── RECORDS SHOWN ──

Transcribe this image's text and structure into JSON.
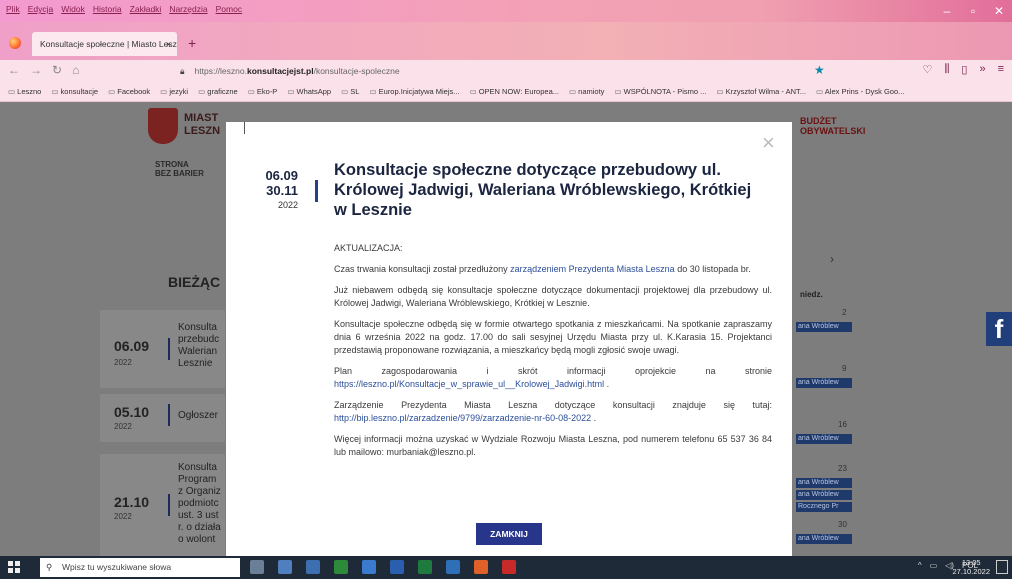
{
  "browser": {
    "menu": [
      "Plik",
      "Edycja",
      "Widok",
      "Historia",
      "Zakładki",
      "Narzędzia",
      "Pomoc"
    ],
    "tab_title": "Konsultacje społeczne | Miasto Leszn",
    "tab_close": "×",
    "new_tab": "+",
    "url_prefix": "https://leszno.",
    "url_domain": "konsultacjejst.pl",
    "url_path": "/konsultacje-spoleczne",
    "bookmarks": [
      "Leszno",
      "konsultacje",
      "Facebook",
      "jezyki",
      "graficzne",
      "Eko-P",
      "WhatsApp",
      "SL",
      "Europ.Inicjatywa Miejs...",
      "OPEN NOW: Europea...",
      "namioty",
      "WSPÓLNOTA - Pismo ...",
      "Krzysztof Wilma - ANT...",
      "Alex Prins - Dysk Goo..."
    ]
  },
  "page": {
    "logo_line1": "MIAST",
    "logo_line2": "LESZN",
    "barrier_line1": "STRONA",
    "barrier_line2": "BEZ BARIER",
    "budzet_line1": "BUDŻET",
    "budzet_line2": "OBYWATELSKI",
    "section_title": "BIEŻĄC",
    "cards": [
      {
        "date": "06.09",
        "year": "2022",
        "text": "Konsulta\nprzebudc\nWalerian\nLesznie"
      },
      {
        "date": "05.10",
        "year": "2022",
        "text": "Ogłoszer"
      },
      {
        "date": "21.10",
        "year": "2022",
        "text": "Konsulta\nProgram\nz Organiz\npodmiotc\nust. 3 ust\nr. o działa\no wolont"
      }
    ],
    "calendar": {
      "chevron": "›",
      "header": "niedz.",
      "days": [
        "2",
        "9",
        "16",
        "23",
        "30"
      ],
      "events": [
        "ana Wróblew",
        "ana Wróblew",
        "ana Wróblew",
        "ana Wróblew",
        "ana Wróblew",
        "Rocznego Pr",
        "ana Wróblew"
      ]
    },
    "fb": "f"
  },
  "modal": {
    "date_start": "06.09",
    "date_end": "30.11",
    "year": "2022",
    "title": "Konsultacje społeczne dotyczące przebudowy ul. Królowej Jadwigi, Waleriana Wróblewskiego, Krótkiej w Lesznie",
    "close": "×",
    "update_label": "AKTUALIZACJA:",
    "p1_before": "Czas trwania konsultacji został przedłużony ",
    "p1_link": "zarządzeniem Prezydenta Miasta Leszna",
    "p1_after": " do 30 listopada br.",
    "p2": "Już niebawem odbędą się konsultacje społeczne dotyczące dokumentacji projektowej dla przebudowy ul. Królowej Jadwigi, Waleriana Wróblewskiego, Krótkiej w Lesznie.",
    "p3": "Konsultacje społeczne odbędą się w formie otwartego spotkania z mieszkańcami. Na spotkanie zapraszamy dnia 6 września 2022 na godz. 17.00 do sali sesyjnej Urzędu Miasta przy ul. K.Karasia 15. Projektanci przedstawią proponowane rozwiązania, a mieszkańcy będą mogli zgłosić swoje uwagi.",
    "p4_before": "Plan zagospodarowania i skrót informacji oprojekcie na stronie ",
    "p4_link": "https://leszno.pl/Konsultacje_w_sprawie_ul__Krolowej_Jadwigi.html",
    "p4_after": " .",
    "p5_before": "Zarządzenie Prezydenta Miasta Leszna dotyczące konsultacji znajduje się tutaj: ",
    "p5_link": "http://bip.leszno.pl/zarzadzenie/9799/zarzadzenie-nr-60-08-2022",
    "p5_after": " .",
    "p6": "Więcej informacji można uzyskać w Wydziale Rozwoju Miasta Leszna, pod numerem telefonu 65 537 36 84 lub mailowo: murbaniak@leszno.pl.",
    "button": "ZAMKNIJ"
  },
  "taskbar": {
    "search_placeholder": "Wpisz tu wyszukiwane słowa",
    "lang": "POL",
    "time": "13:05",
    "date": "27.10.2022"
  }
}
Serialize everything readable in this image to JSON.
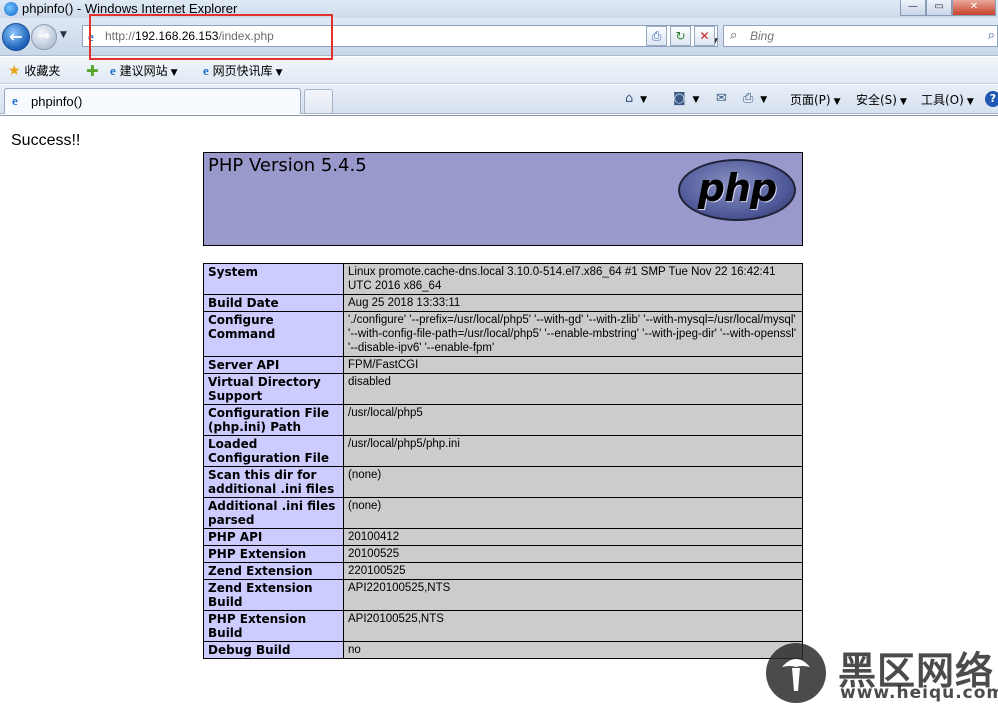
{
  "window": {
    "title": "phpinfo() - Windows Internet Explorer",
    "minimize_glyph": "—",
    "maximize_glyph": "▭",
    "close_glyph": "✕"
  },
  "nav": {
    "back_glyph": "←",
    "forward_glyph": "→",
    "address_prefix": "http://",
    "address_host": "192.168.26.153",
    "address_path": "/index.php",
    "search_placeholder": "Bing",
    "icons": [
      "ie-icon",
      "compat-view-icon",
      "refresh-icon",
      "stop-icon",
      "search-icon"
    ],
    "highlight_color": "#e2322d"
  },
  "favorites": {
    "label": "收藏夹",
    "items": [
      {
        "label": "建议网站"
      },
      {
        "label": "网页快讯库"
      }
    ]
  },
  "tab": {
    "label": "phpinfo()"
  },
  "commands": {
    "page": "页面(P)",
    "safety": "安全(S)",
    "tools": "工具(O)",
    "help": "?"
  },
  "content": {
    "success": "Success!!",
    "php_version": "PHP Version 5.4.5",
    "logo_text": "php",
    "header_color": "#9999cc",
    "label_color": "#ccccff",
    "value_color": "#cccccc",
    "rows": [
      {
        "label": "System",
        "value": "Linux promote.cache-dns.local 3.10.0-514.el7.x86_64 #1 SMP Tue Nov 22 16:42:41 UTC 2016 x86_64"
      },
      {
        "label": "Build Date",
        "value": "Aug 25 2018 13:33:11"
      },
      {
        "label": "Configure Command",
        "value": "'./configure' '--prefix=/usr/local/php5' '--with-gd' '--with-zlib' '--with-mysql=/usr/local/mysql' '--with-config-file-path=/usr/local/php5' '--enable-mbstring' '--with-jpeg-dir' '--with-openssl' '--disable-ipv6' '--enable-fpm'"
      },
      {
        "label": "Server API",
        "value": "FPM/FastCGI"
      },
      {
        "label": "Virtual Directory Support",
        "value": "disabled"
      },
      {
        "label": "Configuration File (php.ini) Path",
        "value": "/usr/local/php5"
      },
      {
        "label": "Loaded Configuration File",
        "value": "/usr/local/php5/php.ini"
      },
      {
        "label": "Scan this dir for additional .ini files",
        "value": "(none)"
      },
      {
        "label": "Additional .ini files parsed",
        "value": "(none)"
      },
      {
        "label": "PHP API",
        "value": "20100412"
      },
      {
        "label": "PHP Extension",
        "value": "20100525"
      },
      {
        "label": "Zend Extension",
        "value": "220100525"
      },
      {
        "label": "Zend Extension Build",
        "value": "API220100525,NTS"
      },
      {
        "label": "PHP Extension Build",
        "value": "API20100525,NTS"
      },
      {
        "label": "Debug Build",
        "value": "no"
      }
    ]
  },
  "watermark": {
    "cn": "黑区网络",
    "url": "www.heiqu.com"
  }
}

───

(TO DO):
Repeat the listing in full and exactly. Do not include any images.

(TASK SOLUTION):
Transcribe this image's text and structure into JSON.
{
  "browser": {
    "menu": [
      "Plik",
      "Edycja",
      "Widok",
      "Historia",
      "Zakładki",
      "Narzędzia",
      "Pomoc"
    ],
    "tab_title": "Konsultacje społeczne | Miasto Leszn",
    "tab_close": "×",
    "new_tab": "+",
    "url_prefix": "https://leszno.",
    "url_domain": "konsultacjejst.pl",
    "url_path": "/konsultacje-spoleczne",
    "bookmarks": [
      "Leszno",
      "konsultacje",
      "Facebook",
      "jezyki",
      "graficzne",
      "Eko-P",
      "WhatsApp",
      "SL",
      "Europ.Inicjatywa Miejs...",
      "OPEN NOW: Europea...",
      "namioty",
      "WSPÓLNOTA - Pismo ...",
      "Krzysztof Wilma - ANT...",
      "Alex Prins - Dysk Goo..."
    ]
  },
  "page": {
    "logo_line1": "MIAST",
    "logo_line2": "LESZN",
    "barrier_line1": "STRONA",
    "barrier_line2": "BEZ BARIER",
    "budzet_line1": "BUDŻET",
    "budzet_line2": "OBYWATELSKI",
    "section_title": "BIEŻĄC",
    "cards": [
      {
        "date": "06.09",
        "year": "2022",
        "text": "Konsulta\nprzebudc\nWalerian\nLesznie"
      },
      {
        "date": "05.10",
        "year": "2022",
        "text": "Ogłoszer"
      },
      {
        "date": "21.10",
        "year": "2022",
        "text": "Konsulta\nProgram\nz Organiz\npodmiotc\nust. 3 ust\nr. o działa\no wolont"
      }
    ],
    "calendar": {
      "chevron": "›",
      "header": "niedz.",
      "days": [
        "2",
        "9",
        "16",
        "23",
        "30"
      ],
      "events": [
        "ana Wróblew",
        "ana Wróblew",
        "ana Wróblew",
        "ana Wróblew",
        "ana Wróblew",
        "Rocznego Pr",
        "ana Wróblew"
      ]
    },
    "fb": "f"
  },
  "modal": {
    "date_start": "06.09",
    "date_end": "30.11",
    "year": "2022",
    "title": "Konsultacje społeczne dotyczące przebudowy ul. Królowej Jadwigi, Waleriana Wróblewskiego, Krótkiej w Lesznie",
    "close": "×",
    "update_label": "AKTUALIZACJA:",
    "p1_before": "Czas trwania konsultacji został przedłużony ",
    "p1_link": "zarządzeniem Prezydenta Miasta Leszna",
    "p1_after": " do 30 listopada br.",
    "p2": "Już niebawem odbędą się konsultacje społeczne dotyczące dokumentacji projektowej dla przebudowy ul. Królowej Jadwigi, Waleriana Wróblewskiego, Krótkiej w Lesznie.",
    "p3": "Konsultacje społeczne odbędą się w formie otwartego spotkania z mieszkańcami. Na spotkanie zapraszamy dnia 6 września 2022 na godz. 17.00 do sali sesyjnej Urzędu Miasta przy ul. K.Karasia 15. Projektanci przedstawią proponowane rozwiązania, a mieszkańcy będą mogli zgłosić swoje uwagi.",
    "p4_before": "Plan zagospodarowania i skrót informacji oprojekcie na stronie ",
    "p4_link": "https://leszno.pl/Konsultacje_w_sprawie_ul__Krolowej_Jadwigi.html",
    "p4_after": " .",
    "p5_before": "Zarządzenie Prezydenta Miasta Leszna dotyczące konsultacji znajduje się tutaj: ",
    "p5_link": "http://bip.leszno.pl/zarzadzenie/9799/zarzadzenie-nr-60-08-2022",
    "p5_after": " .",
    "p6": "Więcej informacji można uzyskać w Wydziale Rozwoju Miasta Leszna, pod numerem telefonu 65 537 36 84 lub mailowo: murbaniak@leszno.pl.",
    "button": "ZAMKNIJ"
  },
  "taskbar": {
    "search_placeholder": "Wpisz tu wyszukiwane słowa",
    "lang": "POL",
    "time": "13:05",
    "date": "27.10.2022"
  }
}
Serialize everything readable in this image to JSON.
{
  "window": {
    "title": "phpinfo() - Windows Internet Explorer",
    "minimize_glyph": "—",
    "maximize_glyph": "▭",
    "close_glyph": "✕"
  },
  "nav": {
    "back_glyph": "←",
    "forward_glyph": "→",
    "address_prefix": "http://",
    "address_host": "192.168.26.153",
    "address_path": "/index.php",
    "search_placeholder": "Bing",
    "icons": [
      "ie-icon",
      "compat-view-icon",
      "refresh-icon",
      "stop-icon",
      "search-icon"
    ],
    "highlight_color": "#e2322d"
  },
  "favorites": {
    "label": "收藏夹",
    "items": [
      {
        "label": "建议网站"
      },
      {
        "label": "网页快讯库"
      }
    ]
  },
  "tab": {
    "label": "phpinfo()"
  },
  "commands": {
    "page": "页面(P)",
    "safety": "安全(S)",
    "tools": "工具(O)",
    "help": "?"
  },
  "content": {
    "success": "Success!!",
    "php_version": "PHP Version 5.4.5",
    "logo_text": "php",
    "header_color": "#9999cc",
    "label_color": "#ccccff",
    "value_color": "#cccccc",
    "rows": [
      {
        "label": "System",
        "value": "Linux promote.cache-dns.local 3.10.0-514.el7.x86_64 #1 SMP Tue Nov 22 16:42:41 UTC 2016 x86_64"
      },
      {
        "label": "Build Date",
        "value": "Aug 25 2018 13:33:11"
      },
      {
        "label": "Configure Command",
        "value": "'./configure' '--prefix=/usr/local/php5' '--with-gd' '--with-zlib' '--with-mysql=/usr/local/mysql' '--with-config-file-path=/usr/local/php5' '--enable-mbstring' '--with-jpeg-dir' '--with-openssl' '--disable-ipv6' '--enable-fpm'"
      },
      {
        "label": "Server API",
        "value": "FPM/FastCGI"
      },
      {
        "label": "Virtual Directory Support",
        "value": "disabled"
      },
      {
        "label": "Configuration File (php.ini) Path",
        "value": "/usr/local/php5"
      },
      {
        "label": "Loaded Configuration File",
        "value": "/usr/local/php5/php.ini"
      },
      {
        "label": "Scan this dir for additional .ini files",
        "value": "(none)"
      },
      {
        "label": "Additional .ini files parsed",
        "value": "(none)"
      },
      {
        "label": "PHP API",
        "value": "20100412"
      },
      {
        "label": "PHP Extension",
        "value": "20100525"
      },
      {
        "label": "Zend Extension",
        "value": "220100525"
      },
      {
        "label": "Zend Extension Build",
        "value": "API220100525,NTS"
      },
      {
        "label": "PHP Extension Build",
        "value": "API20100525,NTS"
      },
      {
        "label": "Debug Build",
        "value": "no"
      }
    ]
  },
  "watermark": {
    "cn": "黑区网络",
    "url": "www.heiqu.com"
  }
}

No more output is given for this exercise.